(Collected data)

↓↓↓

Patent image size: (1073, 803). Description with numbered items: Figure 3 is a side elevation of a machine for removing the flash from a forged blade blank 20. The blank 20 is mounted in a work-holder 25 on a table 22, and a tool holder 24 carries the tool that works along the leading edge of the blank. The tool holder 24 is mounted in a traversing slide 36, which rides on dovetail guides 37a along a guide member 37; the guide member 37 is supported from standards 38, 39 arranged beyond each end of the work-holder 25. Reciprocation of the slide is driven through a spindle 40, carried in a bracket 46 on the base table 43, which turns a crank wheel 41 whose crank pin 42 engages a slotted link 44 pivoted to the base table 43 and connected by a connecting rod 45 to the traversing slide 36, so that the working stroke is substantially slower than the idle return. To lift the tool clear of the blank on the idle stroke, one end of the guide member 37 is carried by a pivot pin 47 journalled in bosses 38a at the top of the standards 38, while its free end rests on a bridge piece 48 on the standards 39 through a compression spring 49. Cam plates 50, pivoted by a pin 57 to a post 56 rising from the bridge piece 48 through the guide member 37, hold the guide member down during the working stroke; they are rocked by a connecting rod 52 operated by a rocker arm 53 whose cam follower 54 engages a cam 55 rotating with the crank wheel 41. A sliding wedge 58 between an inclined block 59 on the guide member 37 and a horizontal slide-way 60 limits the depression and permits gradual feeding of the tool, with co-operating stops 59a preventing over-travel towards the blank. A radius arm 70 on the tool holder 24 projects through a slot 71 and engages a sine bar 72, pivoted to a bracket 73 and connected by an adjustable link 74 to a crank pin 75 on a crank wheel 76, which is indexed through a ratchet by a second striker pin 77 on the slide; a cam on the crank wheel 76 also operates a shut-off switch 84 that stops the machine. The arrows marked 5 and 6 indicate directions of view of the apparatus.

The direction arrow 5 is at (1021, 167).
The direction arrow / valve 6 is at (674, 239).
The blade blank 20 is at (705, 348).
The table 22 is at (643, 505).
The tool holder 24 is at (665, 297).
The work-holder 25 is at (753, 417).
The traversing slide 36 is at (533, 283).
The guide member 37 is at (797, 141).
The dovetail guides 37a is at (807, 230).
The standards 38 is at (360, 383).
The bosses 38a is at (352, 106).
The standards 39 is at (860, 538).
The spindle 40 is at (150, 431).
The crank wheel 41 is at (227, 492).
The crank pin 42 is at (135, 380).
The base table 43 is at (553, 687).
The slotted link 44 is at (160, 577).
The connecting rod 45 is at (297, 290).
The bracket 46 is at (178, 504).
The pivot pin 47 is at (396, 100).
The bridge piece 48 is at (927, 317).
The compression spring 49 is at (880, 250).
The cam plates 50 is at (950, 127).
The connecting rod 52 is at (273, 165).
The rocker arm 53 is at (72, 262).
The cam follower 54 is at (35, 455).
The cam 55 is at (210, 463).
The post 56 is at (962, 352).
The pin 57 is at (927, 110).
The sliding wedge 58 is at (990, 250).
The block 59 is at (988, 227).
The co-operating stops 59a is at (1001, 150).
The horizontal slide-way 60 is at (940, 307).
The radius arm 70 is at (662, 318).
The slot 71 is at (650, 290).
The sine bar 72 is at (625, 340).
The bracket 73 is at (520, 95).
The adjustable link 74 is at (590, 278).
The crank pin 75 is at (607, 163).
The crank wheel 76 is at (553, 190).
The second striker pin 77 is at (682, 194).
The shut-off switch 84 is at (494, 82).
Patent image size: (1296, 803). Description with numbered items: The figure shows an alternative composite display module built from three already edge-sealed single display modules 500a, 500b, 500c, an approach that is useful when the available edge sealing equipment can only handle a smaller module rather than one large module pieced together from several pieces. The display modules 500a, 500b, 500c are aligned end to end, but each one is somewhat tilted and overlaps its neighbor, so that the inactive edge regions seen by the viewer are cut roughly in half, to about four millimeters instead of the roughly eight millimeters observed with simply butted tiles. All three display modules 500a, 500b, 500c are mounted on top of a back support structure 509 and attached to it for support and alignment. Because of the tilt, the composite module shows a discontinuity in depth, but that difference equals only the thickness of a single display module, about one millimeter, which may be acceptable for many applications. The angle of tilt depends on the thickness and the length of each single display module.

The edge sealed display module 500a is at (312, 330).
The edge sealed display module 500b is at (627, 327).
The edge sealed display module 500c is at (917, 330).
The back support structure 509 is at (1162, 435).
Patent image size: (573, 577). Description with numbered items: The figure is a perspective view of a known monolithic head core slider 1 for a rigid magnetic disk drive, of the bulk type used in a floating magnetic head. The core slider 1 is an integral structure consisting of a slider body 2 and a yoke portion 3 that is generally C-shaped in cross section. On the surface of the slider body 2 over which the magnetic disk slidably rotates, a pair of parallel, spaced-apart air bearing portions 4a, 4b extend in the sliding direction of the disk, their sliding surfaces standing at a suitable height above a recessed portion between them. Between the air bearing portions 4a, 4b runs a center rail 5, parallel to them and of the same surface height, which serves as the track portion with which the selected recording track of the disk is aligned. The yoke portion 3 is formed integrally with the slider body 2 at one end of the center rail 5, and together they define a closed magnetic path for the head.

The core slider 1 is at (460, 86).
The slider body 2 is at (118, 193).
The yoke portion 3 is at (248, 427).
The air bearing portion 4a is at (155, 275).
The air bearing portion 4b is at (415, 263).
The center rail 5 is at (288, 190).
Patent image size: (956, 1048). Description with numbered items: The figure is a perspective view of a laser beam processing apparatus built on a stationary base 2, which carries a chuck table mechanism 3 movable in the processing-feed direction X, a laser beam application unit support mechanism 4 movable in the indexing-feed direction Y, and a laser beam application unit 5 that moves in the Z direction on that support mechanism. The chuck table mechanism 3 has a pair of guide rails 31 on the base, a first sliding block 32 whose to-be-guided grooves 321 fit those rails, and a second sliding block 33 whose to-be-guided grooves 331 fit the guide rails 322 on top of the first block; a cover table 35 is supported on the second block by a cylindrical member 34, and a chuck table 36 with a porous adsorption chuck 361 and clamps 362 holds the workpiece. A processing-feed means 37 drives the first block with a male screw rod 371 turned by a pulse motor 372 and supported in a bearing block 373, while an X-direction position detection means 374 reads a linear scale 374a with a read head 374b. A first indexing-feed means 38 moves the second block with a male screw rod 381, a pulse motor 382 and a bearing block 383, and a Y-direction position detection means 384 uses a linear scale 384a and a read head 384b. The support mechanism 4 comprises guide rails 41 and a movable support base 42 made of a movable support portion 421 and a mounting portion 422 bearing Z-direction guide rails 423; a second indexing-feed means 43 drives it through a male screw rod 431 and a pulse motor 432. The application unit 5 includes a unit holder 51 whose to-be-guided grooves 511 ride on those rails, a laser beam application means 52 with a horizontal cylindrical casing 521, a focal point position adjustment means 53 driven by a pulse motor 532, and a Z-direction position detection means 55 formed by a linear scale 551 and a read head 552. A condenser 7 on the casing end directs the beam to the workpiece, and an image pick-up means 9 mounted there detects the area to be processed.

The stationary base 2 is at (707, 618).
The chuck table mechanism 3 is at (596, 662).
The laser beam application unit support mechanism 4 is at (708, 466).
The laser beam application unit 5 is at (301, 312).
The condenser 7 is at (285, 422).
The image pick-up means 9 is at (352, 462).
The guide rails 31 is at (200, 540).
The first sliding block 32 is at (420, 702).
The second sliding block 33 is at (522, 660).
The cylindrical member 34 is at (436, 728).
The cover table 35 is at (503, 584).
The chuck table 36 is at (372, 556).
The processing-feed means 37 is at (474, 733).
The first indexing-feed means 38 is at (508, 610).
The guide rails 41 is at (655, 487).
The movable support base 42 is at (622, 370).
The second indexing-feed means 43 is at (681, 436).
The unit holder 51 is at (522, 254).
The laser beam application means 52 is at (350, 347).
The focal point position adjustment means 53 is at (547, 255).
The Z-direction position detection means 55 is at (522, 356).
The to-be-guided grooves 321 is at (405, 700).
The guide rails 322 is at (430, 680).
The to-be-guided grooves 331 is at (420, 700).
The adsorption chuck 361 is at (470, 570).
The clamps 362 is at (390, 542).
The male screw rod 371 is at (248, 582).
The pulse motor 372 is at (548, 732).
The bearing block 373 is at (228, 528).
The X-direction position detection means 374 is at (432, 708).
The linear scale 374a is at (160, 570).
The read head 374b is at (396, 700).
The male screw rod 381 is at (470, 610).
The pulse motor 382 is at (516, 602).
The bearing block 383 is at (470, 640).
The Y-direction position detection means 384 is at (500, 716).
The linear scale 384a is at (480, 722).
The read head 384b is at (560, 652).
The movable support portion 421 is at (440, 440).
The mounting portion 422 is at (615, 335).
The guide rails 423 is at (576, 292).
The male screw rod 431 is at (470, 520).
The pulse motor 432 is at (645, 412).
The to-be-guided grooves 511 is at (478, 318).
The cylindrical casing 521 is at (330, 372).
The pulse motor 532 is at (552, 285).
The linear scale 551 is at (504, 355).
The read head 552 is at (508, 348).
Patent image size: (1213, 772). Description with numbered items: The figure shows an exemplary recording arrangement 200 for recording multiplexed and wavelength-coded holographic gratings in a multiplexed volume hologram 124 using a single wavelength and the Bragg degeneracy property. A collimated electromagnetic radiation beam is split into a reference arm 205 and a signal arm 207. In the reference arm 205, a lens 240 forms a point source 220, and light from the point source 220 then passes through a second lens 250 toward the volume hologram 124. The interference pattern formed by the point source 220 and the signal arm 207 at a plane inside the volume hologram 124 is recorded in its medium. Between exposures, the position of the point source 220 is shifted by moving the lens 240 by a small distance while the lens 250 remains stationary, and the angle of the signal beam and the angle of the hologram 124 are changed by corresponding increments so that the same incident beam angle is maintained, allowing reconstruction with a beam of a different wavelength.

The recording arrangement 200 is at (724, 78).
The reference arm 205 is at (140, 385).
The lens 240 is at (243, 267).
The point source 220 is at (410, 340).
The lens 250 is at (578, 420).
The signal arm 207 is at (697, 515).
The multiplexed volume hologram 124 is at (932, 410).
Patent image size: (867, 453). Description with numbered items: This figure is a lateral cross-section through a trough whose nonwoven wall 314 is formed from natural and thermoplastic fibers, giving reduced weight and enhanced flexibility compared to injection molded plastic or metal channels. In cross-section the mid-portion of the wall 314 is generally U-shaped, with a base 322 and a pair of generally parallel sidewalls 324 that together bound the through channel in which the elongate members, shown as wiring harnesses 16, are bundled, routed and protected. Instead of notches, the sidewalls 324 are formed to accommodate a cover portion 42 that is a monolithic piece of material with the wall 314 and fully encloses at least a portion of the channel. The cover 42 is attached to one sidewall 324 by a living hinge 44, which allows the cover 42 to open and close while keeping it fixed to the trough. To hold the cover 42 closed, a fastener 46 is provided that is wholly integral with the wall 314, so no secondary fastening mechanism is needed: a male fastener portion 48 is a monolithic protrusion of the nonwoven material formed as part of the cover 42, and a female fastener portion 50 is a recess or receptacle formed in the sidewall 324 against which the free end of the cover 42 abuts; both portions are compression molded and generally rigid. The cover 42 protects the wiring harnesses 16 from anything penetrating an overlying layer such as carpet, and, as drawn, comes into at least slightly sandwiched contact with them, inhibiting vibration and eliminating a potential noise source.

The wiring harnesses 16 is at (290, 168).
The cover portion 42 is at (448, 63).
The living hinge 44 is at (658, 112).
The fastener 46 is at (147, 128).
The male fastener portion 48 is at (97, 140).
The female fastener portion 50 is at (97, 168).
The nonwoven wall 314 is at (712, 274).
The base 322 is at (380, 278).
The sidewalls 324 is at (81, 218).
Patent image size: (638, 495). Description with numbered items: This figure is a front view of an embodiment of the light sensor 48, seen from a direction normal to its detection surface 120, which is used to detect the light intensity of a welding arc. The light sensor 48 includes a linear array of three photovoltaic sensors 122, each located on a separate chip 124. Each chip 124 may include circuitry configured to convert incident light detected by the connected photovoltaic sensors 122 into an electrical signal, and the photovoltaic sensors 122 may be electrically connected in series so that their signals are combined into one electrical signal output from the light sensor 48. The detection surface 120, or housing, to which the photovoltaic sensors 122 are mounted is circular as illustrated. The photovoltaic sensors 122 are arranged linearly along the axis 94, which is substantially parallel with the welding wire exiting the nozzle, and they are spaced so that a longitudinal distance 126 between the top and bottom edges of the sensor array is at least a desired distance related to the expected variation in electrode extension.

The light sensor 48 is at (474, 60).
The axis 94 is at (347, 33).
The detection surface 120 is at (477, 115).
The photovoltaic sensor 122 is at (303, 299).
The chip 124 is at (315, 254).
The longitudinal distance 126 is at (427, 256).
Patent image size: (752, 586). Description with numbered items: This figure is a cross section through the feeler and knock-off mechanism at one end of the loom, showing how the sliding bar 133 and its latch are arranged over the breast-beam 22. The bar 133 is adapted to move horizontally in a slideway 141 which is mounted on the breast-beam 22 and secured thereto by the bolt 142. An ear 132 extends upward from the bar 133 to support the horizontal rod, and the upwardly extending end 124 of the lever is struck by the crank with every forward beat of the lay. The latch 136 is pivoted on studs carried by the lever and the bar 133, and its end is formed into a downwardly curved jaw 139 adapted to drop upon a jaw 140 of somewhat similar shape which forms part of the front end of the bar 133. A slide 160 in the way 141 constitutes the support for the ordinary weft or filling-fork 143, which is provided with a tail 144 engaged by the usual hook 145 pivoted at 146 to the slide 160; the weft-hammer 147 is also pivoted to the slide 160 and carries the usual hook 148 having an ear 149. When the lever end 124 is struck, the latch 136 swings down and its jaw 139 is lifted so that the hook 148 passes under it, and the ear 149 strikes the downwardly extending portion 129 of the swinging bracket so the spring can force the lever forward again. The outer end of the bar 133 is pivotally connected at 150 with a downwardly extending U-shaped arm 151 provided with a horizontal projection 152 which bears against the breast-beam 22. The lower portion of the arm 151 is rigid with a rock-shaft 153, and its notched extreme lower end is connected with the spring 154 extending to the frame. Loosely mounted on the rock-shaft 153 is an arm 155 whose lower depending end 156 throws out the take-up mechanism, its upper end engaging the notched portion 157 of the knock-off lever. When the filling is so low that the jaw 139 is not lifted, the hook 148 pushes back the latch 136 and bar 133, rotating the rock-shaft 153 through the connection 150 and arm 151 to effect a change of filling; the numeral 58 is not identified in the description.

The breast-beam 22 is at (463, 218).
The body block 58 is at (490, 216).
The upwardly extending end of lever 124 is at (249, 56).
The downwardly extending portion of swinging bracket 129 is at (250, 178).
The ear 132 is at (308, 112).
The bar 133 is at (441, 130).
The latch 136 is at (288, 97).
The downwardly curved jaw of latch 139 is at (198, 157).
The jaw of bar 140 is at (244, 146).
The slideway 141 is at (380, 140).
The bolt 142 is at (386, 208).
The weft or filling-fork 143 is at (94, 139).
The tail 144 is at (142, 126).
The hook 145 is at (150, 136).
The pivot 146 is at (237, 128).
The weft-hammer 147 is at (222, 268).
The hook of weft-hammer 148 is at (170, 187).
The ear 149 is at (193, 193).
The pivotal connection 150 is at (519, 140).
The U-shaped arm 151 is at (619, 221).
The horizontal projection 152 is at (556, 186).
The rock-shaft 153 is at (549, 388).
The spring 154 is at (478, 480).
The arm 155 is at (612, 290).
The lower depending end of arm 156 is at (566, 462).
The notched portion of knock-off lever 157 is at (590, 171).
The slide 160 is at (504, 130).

↑↑↑

Copy the lines of data word for word, starting at the line containing "Patent image size: (638, 495)." and ending at the line containing "The longitudinal distance".

Patent image size: (638, 495). Description with numbered items: This figure is a front view of an embodiment of the light sensor 48, seen from a direction normal to its detection surface 120, which is used to detect the light intensity of a welding arc. The light sensor 48 includes a linear array of three photovoltaic sensors 122, each located on a separate chip 124. Each chip 124 may include circuitry configured to convert incident light detected by the connected photovoltaic sensors 122 into an electrical signal, and the photovoltaic sensors 122 may be electrically connected in series so that their signals are combined into one electrical signal output from the light sensor 48. The detection surface 120, or housing, to which the photovoltaic sensors 122 are mounted is circular as illustrated. The photovoltaic sensors 122 are arranged linearly along the axis 94, which is substantially parallel with the welding wire exiting the nozzle, and they are spaced so that a longitudinal distance 126 between the top and bottom edges of the sensor array is at least a desired distance related to the expected variation in electrode extension.

The light sensor 48 is at (474, 60).
The axis 94 is at (347, 33).
The detection surface 120 is at (477, 115).
The photovoltaic sensor 122 is at (303, 299).
The chip 124 is at (315, 254).
The longitudinal distance 126 is at (427, 256).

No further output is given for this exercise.